[start Listed records]
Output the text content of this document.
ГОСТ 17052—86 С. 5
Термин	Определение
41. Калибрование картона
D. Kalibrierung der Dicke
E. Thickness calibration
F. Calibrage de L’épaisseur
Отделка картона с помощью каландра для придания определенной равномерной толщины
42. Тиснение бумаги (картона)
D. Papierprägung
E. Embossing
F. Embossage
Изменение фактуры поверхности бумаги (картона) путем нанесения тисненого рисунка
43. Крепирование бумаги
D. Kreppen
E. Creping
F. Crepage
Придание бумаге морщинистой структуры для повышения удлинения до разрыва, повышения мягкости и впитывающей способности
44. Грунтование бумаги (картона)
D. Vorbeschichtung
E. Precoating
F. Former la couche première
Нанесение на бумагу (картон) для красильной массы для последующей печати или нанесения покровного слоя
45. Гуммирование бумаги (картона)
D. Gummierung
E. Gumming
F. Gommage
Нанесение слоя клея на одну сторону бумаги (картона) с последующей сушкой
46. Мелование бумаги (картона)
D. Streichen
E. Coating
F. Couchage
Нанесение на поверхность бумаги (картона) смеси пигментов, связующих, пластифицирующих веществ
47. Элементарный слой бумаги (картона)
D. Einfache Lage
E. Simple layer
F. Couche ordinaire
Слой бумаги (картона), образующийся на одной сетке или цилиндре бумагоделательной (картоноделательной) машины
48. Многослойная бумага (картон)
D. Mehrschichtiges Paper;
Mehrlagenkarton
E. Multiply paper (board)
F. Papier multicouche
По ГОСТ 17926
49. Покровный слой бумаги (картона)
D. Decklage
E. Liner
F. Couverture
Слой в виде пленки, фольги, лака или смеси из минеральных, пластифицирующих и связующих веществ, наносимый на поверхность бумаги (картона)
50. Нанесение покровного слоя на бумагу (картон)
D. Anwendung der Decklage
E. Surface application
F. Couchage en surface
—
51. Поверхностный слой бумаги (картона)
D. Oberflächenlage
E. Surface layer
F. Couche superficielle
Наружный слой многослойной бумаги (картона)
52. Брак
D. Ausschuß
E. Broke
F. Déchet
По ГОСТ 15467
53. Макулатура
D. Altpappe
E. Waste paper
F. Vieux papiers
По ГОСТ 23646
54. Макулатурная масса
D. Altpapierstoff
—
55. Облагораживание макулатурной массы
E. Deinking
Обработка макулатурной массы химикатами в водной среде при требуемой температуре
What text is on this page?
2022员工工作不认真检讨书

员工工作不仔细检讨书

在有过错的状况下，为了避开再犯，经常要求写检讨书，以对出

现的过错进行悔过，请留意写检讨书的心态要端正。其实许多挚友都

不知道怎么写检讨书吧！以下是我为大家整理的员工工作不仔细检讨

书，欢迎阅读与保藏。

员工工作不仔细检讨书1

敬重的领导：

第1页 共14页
[end Listed records]
Every line of the records above needs to be given again exactly.

=== Task output ===
Output the text content of this document.
ГОСТ 17052—86 С. 5
Термин	Определение
41. Калибрование картона
D. Kalibrierung der Dicke
E. Thickness calibration
F. Calibrage de L’épaisseur
Отделка картона с помощью каландра для придания определенной равномерной толщины
42. Тиснение бумаги (картона)
D. Papierprägung
E. Embossing
F. Embossage
Изменение фактуры поверхности бумаги (картона) путем нанесения тисненого рисунка
43. Крепирование бумаги
D. Kreppen
E. Creping
F. Crepage
Придание бумаге морщинистой структуры для повышения удлинения до разрыва, повышения мягкости и впитывающей способности
44. Грунтование бумаги (картона)
D. Vorbeschichtung
E. Precoating
F. Former la couche première
Нанесение на бумагу (картон) для красильной массы для последующей печати или нанесения покровного слоя
45. Гуммирование бумаги (картона)
D. Gummierung
E. Gumming
F. Gommage
Нанесение слоя клея на одну сторону бумаги (картона) с последующей сушкой
46. Мелование бумаги (картона)
D. Streichen
E. Coating
F. Couchage
Нанесение на поверхность бумаги (картона) смеси пигментов, связующих, пластифицирующих веществ
47. Элементарный слой бумаги (картона)
D. Einfache Lage
E. Simple layer
F. Couche ordinaire
Слой бумаги (картона), образующийся на одной сетке или цилиндре бумагоделательной (картоноделательной) машины
48. Многослойная бумага (картон)
D. Mehrschichtiges Paper;
Mehrlagenkarton
E. Multiply paper (board)
F. Papier multicouche
По ГОСТ 17926
49. Покровный слой бумаги (картона)
D. Decklage
E. Liner
F. Couverture
Слой в виде пленки, фольги, лака или смеси из минеральных, пластифицирующих и связующих веществ, наносимый на поверхность бумаги (картона)
50. Нанесение покровного слоя на бумагу (картон)
D. Anwendung der Decklage
E. Surface application
F. Couchage en surface
—
51. Поверхностный слой бумаги (картона)
D. Oberflächenlage
E. Surface layer
F. Couche superficielle
Наружный слой многослойной бумаги (картона)
52. Брак
D. Ausschuß
E. Broke
F. Déchet
По ГОСТ 15467
53. Макулатура
D. Altpappe
E. Waste paper
F. Vieux papiers
По ГОСТ 23646
54. Макулатурная масса
D. Altpapierstoff
—
55. Облагораживание макулатурной массы
E. Deinking
Обработка макулатурной массы химикатами в водной среде при требуемой температуре
What text is on this page?
2022员工工作不认真检讨书

员工工作不仔细检讨书

在有过错的状况下，为了避开再犯，经常要求写检讨书，以对出

现的过错进行悔过，请留意写检讨书的心态要端正。其实许多挚友都

不知道怎么写检讨书吧！以下是我为大家整理的员工工作不仔细检讨

书，欢迎阅读与保藏。

员工工作不仔细检讨书1

敬重的领导：

第1页 共14页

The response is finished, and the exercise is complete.